= WHAT YOU HAVE TO DO =
Would you output the whole listing below, exactly as it reads?

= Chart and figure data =
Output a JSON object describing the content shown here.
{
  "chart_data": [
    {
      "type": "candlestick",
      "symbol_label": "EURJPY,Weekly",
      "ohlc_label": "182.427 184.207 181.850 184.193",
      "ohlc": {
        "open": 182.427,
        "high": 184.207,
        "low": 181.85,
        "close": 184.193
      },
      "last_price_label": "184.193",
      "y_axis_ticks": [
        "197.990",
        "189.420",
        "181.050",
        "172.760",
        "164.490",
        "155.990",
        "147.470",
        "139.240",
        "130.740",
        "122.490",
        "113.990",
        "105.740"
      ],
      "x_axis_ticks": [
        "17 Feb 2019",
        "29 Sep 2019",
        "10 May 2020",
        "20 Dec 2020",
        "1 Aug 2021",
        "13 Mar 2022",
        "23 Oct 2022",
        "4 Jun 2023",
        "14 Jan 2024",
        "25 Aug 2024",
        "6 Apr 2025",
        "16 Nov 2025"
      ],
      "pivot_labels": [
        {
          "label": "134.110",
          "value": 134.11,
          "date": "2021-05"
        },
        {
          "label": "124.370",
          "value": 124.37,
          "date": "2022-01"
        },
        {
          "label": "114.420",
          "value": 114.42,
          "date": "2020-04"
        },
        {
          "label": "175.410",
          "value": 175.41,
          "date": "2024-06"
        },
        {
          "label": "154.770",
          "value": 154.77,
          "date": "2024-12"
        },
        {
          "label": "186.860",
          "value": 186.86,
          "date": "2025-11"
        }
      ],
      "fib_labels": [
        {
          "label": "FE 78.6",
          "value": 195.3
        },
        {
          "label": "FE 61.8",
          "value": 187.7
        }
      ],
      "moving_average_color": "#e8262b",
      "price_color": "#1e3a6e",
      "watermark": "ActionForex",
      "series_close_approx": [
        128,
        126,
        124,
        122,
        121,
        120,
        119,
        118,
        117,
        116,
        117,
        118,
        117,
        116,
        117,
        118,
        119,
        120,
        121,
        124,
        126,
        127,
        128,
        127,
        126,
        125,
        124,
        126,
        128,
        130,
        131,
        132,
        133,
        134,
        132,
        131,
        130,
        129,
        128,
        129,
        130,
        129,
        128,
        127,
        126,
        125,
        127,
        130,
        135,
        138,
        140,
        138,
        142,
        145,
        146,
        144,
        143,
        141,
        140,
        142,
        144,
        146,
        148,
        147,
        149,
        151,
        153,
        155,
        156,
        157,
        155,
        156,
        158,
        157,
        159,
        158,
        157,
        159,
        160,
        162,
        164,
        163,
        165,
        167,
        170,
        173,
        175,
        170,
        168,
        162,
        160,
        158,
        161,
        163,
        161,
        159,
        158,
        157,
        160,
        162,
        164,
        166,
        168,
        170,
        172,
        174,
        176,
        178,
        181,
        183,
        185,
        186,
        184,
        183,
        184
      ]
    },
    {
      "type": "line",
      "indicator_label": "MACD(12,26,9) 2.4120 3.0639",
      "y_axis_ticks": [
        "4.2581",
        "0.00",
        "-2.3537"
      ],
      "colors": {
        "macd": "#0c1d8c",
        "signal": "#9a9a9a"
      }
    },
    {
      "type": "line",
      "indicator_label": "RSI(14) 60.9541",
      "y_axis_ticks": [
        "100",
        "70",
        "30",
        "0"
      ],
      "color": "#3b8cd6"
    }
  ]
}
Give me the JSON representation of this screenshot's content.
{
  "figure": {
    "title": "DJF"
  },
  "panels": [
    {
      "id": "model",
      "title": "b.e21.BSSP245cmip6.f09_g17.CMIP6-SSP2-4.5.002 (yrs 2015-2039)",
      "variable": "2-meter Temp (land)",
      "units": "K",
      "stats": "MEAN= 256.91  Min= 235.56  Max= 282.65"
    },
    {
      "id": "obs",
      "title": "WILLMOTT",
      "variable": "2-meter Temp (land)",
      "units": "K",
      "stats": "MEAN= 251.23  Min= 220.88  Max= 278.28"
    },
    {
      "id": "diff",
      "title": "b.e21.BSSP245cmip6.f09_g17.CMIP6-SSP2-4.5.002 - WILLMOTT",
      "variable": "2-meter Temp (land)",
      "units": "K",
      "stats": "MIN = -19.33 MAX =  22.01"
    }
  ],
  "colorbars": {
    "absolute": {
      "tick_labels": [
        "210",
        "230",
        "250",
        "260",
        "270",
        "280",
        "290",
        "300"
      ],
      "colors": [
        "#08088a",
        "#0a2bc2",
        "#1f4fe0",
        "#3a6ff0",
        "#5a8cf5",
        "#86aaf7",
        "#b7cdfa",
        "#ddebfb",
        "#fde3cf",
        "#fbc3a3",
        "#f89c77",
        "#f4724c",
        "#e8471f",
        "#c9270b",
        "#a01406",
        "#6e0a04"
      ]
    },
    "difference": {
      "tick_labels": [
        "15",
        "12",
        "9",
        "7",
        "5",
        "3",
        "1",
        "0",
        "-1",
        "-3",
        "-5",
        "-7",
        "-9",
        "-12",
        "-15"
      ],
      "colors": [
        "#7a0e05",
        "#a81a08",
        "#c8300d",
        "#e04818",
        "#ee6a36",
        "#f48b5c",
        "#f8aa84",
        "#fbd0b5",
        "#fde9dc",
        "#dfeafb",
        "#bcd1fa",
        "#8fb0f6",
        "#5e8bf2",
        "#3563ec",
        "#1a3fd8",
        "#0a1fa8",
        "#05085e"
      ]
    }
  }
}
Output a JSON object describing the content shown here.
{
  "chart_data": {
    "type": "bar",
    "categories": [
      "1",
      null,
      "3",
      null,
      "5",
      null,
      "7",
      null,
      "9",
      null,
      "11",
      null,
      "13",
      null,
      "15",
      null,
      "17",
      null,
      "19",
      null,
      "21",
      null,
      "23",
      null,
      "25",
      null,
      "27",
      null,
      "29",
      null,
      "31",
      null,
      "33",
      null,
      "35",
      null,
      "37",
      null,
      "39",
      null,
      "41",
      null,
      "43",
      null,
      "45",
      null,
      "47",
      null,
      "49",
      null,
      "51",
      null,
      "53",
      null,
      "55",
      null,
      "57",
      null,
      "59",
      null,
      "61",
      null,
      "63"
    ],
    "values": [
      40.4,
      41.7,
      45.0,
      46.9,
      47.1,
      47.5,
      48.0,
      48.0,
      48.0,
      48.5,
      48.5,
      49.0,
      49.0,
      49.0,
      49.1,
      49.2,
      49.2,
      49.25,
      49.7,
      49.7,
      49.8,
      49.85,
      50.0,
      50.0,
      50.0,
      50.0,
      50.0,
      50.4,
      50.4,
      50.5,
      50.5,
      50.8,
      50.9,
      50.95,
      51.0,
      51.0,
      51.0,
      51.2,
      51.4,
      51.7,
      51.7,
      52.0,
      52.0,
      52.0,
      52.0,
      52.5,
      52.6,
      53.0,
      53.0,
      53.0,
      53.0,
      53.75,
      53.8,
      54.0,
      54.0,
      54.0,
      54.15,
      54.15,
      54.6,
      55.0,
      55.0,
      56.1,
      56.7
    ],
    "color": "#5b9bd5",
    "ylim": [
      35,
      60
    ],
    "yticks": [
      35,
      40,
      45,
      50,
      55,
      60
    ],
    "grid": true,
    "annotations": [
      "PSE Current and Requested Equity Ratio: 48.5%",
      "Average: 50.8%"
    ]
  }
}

= RESULT =
Output a JSON object describing the content shown here.
{
  "chart_data": [
    {
      "type": "candlestick",
      "symbol_label": "EURJPY,Weekly",
      "ohlc_label": "182.427 184.207 181.850 184.193",
      "ohlc": {
        "open": 182.427,
        "high": 184.207,
        "low": 181.85,
        "close": 184.193
      },
      "last_price_label": "184.193",
      "y_axis_ticks": [
        "197.990",
        "189.420",
        "181.050",
        "172.760",
        "164.490",
        "155.990",
        "147.470",
        "139.240",
        "130.740",
        "122.490",
        "113.990",
        "105.740"
      ],
      "x_axis_ticks": [
        "17 Feb 2019",
        "29 Sep 2019",
        "10 May 2020",
        "20 Dec 2020",
        "1 Aug 2021",
        "13 Mar 2022",
        "23 Oct 2022",
        "4 Jun 2023",
        "14 Jan 2024",
        "25 Aug 2024",
        "6 Apr 2025",
        "16 Nov 2025"
      ],
      "pivot_labels": [
        {
          "label": "134.110",
          "value": 134.11,
          "date": "2021-05"
        },
        {
          "label": "124.370",
          "value": 124.37,
          "date": "2022-01"
        },
        {
          "label": "114.420",
          "value": 114.42,
          "date": "2020-04"
        },
        {
          "label": "175.410",
          "value": 175.41,
          "date": "2024-06"
        },
        {
          "label": "154.770",
          "value": 154.77,
          "date": "2024-12"
        },
        {
          "label": "186.860",
          "value": 186.86,
          "date": "2025-11"
        }
      ],
      "fib_labels": [
        {
          "label": "FE 78.6",
          "value": 195.3
        },
        {
          "label": "FE 61.8",
          "value": 187.7
        }
      ],
      "moving_average_color": "#e8262b",
      "price_color": "#1e3a6e",
      "watermark": "ActionForex",
      "series_close_approx": [
        128,
        126,
        124,
        122,
        121,
        120,
        119,
        118,
        117,
        116,
        117,
        118,
        117,
        116,
        117,
        118,
        119,
        120,
        121,
        124,
        126,
        127,
        128,
        127,
        126,
        125,
        124,
        126,
        128,
        130,
        131,
        132,
        133,
        134,
        132,
        131,
        130,
        129,
        128,
        129,
        130,
        129,
        128,
        127,
        126,
        125,
        127,
        130,
        135,
        138,
        140,
        138,
        142,
        145,
        146,
        144,
        143,
        141,
        140,
        142,
        144,
        146,
        148,
        147,
        149,
        151,
        153,
        155,
        156,
        157,
        155,
        156,
        158,
        157,
        159,
        158,
        157,
        159,
        160,
        162,
        164,
        163,
        165,
        167,
        170,
        173,
        175,
        170,
        168,
        162,
        160,
        158,
        161,
        163,
        161,
        159,
        158,
        157,
        160,
        162,
        164,
        166,
        168,
        170,
        172,
        174,
        176,
        178,
        181,
        183,
        185,
        186,
        184,
        183,
        184
      ]
    },
    {
      "type": "line",
      "indicator_label": "MACD(12,26,9) 2.4120 3.0639",
      "y_axis_ticks": [
        "4.2581",
        "0.00",
        "-2.3537"
      ],
      "colors": {
        "macd": "#0c1d8c",
        "signal": "#9a9a9a"
      }
    },
    {
      "type": "line",
      "indicator_label": "RSI(14) 60.9541",
      "y_axis_ticks": [
        "100",
        "70",
        "30",
        "0"
      ],
      "color": "#3b8cd6"
    }
  ]
}
Give me the JSON representation of this screenshot's content.
{
  "figure": {
    "title": "DJF"
  },
  "panels": [
    {
      "id": "model",
      "title": "b.e21.BSSP245cmip6.f09_g17.CMIP6-SSP2-4.5.002 (yrs 2015-2039)",
      "variable": "2-meter Temp (land)",
      "units": "K",
      "stats": "MEAN= 256.91  Min= 235.56  Max= 282.65"
    },
    {
      "id": "obs",
      "title": "WILLMOTT",
      "variable": "2-meter Temp (land)",
      "units": "K",
      "stats": "MEAN= 251.23  Min= 220.88  Max= 278.28"
    },
    {
      "id": "diff",
      "title": "b.e21.BSSP245cmip6.f09_g17.CMIP6-SSP2-4.5.002 - WILLMOTT",
      "variable": "2-meter Temp (land)",
      "units": "K",
      "stats": "MIN = -19.33 MAX =  22.01"
    }
  ],
  "colorbars": {
    "absolute": {
      "tick_labels": [
        "210",
        "230",
        "250",
        "260",
        "270",
        "280",
        "290",
        "300"
      ],
      "colors": [
        "#08088a",
        "#0a2bc2",
        "#1f4fe0",
        "#3a6ff0",
        "#5a8cf5",
        "#86aaf7",
        "#b7cdfa",
        "#ddebfb",
        "#fde3cf",
        "#fbc3a3",
        "#f89c77",
        "#f4724c",
        "#e8471f",
        "#c9270b",
        "#a01406",
        "#6e0a04"
      ]
    },
    "difference": {
      "tick_labels": [
        "15",
        "12",
        "9",
        "7",
        "5",
        "3",
        "1",
        "0",
        "-1",
        "-3",
        "-5",
        "-7",
        "-9",
        "-12",
        "-15"
      ],
      "colors": [
        "#7a0e05",
        "#a81a08",
        "#c8300d",
        "#e04818",
        "#ee6a36",
        "#f48b5c",
        "#f8aa84",
        "#fbd0b5",
        "#fde9dc",
        "#dfeafb",
        "#bcd1fa",
        "#8fb0f6",
        "#5e8bf2",
        "#3563ec",
        "#1a3fd8",
        "#0a1fa8",
        "#05085e"
      ]
    }
  }
}
Output a JSON object describing the content shown here.
{
  "chart_data": {
    "type": "bar",
    "categories": [
      "1",
      null,
      "3",
      null,
      "5",
      null,
      "7",
      null,
      "9",
      null,
      "11",
      null,
      "13",
      null,
      "15",
      null,
      "17",
      null,
      "19",
      null,
      "21",
      null,
      "23",
      null,
      "25",
      null,
      "27",
      null,
      "29",
      null,
      "31",
      null,
      "33",
      null,
      "35",
      null,
      "37",
      null,
      "39",
      null,
      "41",
      null,
      "43",
      null,
      "45",
      null,
      "47",
      null,
      "49",
      null,
      "51",
      null,
      "53",
      null,
      "55",
      null,
      "57",
      null,
      "59",
      null,
      "61",
      null,
      "63"
    ],
    "values": [
      40.4,
      41.7,
      45.0,
      46.9,
      47.1,
      47.5,
      48.0,
      48.0,
      48.0,
      48.5,
      48.5,
      49.0,
      49.0,
      49.0,
      49.1,
      49.2,
      49.2,
      49.25,
      49.7,
      49.7,
      49.8,
      49.85,
      50.0,
      50.0,
      50.0,
      50.0,
      50.0,
      50.4,
      50.4,
      50.5,
      50.5,
      50.8,
      50.9,
      50.95,
      51.0,
      51.0,
      51.0,
      51.2,
      51.4,
      51.7,
      51.7,
      52.0,
      52.0,
      52.0,
      52.0,
      52.5,
      52.6,
      53.0,
      53.0,
      53.0,
      53.0,
      53.75,
      53.8,
      54.0,
      54.0,
      54.0,
      54.15,
      54.15,
      54.6,
      55.0,
      55.0,
      56.1,
      56.7
    ],
    "color": "#5b9bd5",
    "ylim": [
      35,
      60
    ],
    "yticks": [
      35,
      40,
      45,
      50,
      55,
      60
    ],
    "grid": true,
    "annotations": [
      "PSE Current and Requested Equity Ratio: 48.5%",
      "Average: 50.8%"
    ]
  }
}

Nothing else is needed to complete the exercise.